• _Task to complete_
Output every entry exactly as written, but omit the pictures.

[Entries with figure data]
────────

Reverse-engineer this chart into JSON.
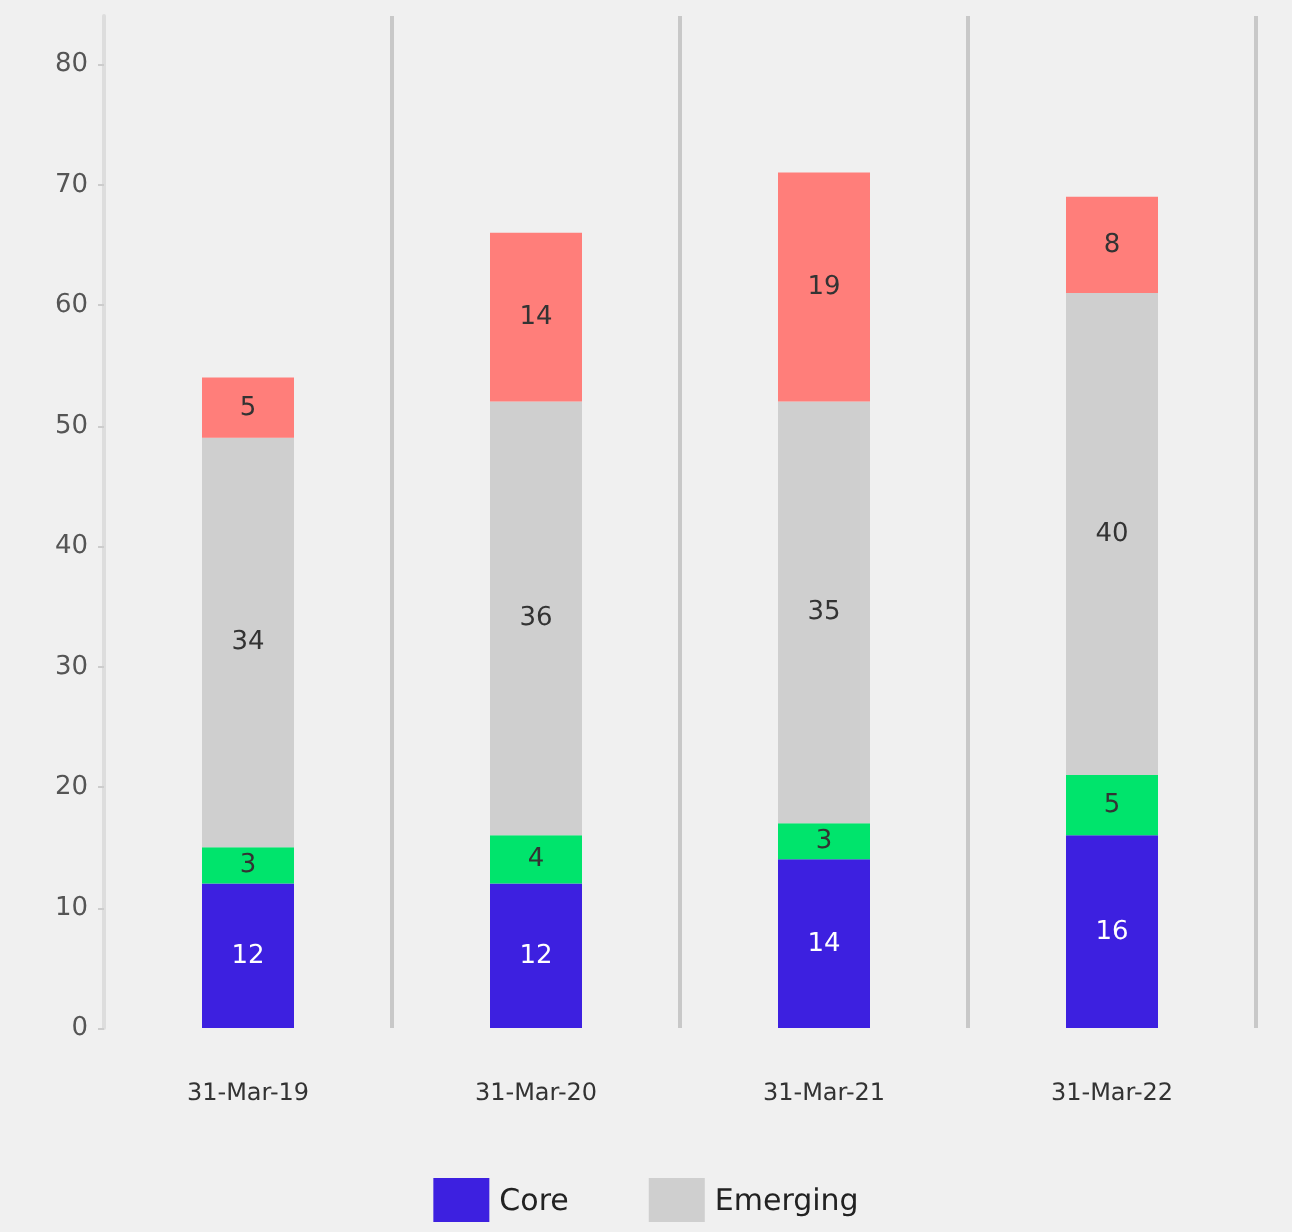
{
  "chart_data": {
    "type": "bar",
    "stacked": true,
    "categories": [
      "31-Mar-19",
      "31-Mar-20",
      "31-Mar-21",
      "31-Mar-22"
    ],
    "series": [
      {
        "name": "Core",
        "color": "#3d20e0",
        "values": [
          12,
          12,
          14,
          16
        ]
      },
      {
        "color": "#00e46c",
        "values": [
          3,
          4,
          3,
          5
        ]
      },
      {
        "name": "Emerging",
        "color": "#cfcfcf",
        "values": [
          34,
          36,
          35,
          40
        ]
      },
      {
        "color": "#ff7e7a",
        "values": [
          5,
          14,
          19,
          8
        ]
      }
    ],
    "ylim": [
      0,
      84
    ],
    "yticks": [
      0,
      10,
      20,
      30,
      40,
      50,
      60,
      70,
      80
    ],
    "grid": "x",
    "legend": "bottom",
    "data_labels": true
  }
}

────────

• _Worked answer_
Reverse-engineer this chart into JSON.
{
  "chart_data": {
    "type": "bar",
    "stacked": true,
    "categories": [
      "31-Mar-19",
      "31-Mar-20",
      "31-Mar-21",
      "31-Mar-22"
    ],
    "series": [
      {
        "name": "Core",
        "color": "#3d20e0",
        "values": [
          12,
          12,
          14,
          16
        ]
      },
      {
        "color": "#00e46c",
        "values": [
          3,
          4,
          3,
          5
        ]
      },
      {
        "name": "Emerging",
        "color": "#cfcfcf",
        "values": [
          34,
          36,
          35,
          40
        ]
      },
      {
        "color": "#ff7e7a",
        "values": [
          5,
          14,
          19,
          8
        ]
      }
    ],
    "ylim": [
      0,
      84
    ],
    "yticks": [
      0,
      10,
      20,
      30,
      40,
      50,
      60,
      70,
      80
    ],
    "grid": "x",
    "legend": "bottom",
    "data_labels": true
  }
}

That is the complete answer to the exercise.